* **MATERIAL FOR THIS TASK**:
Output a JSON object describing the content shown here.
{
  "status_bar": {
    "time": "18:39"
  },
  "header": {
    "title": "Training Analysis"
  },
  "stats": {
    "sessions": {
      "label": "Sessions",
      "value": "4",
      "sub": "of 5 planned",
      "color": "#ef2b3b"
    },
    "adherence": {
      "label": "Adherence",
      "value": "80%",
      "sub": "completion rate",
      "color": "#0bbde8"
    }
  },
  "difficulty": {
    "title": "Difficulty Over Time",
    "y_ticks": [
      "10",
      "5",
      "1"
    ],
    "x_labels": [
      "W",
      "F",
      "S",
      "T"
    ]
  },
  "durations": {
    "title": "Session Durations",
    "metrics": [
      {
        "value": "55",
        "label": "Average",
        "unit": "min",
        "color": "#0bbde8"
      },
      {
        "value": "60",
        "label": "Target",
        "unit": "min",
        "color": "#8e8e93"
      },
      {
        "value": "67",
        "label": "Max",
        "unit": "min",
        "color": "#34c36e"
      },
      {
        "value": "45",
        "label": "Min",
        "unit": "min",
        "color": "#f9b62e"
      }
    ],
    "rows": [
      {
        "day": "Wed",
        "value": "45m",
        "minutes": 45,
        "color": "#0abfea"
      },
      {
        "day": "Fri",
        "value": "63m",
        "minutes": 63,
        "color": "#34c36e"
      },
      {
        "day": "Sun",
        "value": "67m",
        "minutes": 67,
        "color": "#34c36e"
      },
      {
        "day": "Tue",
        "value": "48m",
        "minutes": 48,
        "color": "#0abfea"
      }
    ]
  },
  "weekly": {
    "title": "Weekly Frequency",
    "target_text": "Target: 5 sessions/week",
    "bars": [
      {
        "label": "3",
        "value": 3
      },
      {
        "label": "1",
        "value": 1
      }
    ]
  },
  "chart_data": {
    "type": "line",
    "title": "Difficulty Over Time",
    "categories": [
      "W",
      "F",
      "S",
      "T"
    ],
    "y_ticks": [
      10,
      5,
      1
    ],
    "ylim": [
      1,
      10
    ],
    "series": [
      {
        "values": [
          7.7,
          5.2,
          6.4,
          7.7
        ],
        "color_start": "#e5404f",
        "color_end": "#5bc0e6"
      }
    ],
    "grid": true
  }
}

* **EXERCISE**:
Quote every record above exactly.

* **ANSWER TO THIS EXERCISE**:
Output a JSON object describing the content shown here.
{
  "status_bar": {
    "time": "18:39"
  },
  "header": {
    "title": "Training Analysis"
  },
  "stats": {
    "sessions": {
      "label": "Sessions",
      "value": "4",
      "sub": "of 5 planned",
      "color": "#ef2b3b"
    },
    "adherence": {
      "label": "Adherence",
      "value": "80%",
      "sub": "completion rate",
      "color": "#0bbde8"
    }
  },
  "difficulty": {
    "title": "Difficulty Over Time",
    "y_ticks": [
      "10",
      "5",
      "1"
    ],
    "x_labels": [
      "W",
      "F",
      "S",
      "T"
    ]
  },
  "durations": {
    "title": "Session Durations",
    "metrics": [
      {
        "value": "55",
        "label": "Average",
        "unit": "min",
        "color": "#0bbde8"
      },
      {
        "value": "60",
        "label": "Target",
        "unit": "min",
        "color": "#8e8e93"
      },
      {
        "value": "67",
        "label": "Max",
        "unit": "min",
        "color": "#34c36e"
      },
      {
        "value": "45",
        "label": "Min",
        "unit": "min",
        "color": "#f9b62e"
      }
    ],
    "rows": [
      {
        "day": "Wed",
        "value": "45m",
        "minutes": 45,
        "color": "#0abfea"
      },
      {
        "day": "Fri",
        "value": "63m",
        "minutes": 63,
        "color": "#34c36e"
      },
      {
        "day": "Sun",
        "value": "67m",
        "minutes": 67,
        "color": "#34c36e"
      },
      {
        "day": "Tue",
        "value": "48m",
        "minutes": 48,
        "color": "#0abfea"
      }
    ]
  },
  "weekly": {
    "title": "Weekly Frequency",
    "target_text": "Target: 5 sessions/week",
    "bars": [
      {
        "label": "3",
        "value": 3
      },
      {
        "label": "1",
        "value": 1
      }
    ]
  },
  "chart_data": {
    "type": "line",
    "title": "Difficulty Over Time",
    "categories": [
      "W",
      "F",
      "S",
      "T"
    ],
    "y_ticks": [
      10,
      5,
      1
    ],
    "ylim": [
      1,
      10
    ],
    "series": [
      {
        "values": [
          7.7,
          5.2,
          6.4,
          7.7
        ],
        "color_start": "#e5404f",
        "color_end": "#5bc0e6"
      }
    ],
    "grid": true
  }
}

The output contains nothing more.